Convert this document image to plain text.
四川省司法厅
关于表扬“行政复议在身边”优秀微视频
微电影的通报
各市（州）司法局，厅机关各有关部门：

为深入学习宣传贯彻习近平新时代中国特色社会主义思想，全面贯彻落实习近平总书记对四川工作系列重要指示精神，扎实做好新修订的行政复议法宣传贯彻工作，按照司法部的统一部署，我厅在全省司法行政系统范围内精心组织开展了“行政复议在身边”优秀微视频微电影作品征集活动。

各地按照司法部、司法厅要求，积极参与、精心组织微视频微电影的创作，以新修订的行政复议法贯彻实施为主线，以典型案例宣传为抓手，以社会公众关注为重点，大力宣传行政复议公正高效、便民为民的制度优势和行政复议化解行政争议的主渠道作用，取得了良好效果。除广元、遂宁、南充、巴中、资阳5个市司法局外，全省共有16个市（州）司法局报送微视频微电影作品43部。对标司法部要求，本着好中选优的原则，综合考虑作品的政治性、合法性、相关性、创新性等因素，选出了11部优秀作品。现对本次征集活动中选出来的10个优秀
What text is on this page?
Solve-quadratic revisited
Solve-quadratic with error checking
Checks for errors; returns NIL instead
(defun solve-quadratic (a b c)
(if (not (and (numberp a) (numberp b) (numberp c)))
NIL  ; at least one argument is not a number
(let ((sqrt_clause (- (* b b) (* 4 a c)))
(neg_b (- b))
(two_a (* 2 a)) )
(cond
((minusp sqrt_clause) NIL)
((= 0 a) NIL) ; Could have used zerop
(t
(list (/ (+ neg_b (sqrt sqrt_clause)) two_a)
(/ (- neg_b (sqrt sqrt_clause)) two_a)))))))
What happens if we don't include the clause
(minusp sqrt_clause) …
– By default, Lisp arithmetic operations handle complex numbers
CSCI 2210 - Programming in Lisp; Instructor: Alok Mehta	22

########################################

Exercise prompt.
Reproduce nothing but the lines from the line containing "What text is on this page?" to the last line of the data, each exactly as written.

Solution below.
What text is on this page?
Solve-quadratic revisited
Solve-quadratic with error checking
Checks for errors; returns NIL instead
(defun solve-quadratic (a b c)
(if (not (and (numberp a) (numberp b) (numberp c)))
NIL  ; at least one argument is not a number
(let ((sqrt_clause (- (* b b) (* 4 a c)))
(neg_b (- b))
(two_a (* 2 a)) )
(cond
((minusp sqrt_clause) NIL)
((= 0 a) NIL) ; Could have used zerop
(t
(list (/ (+ neg_b (sqrt sqrt_clause)) two_a)
(/ (- neg_b (sqrt sqrt_clause)) two_a)))))))
What happens if we don't include the clause
(minusp sqrt_clause) …
– By default, Lisp arithmetic operations handle complex numbers
CSCI 2210 - Programming in Lisp; Instructor: Alok Mehta	22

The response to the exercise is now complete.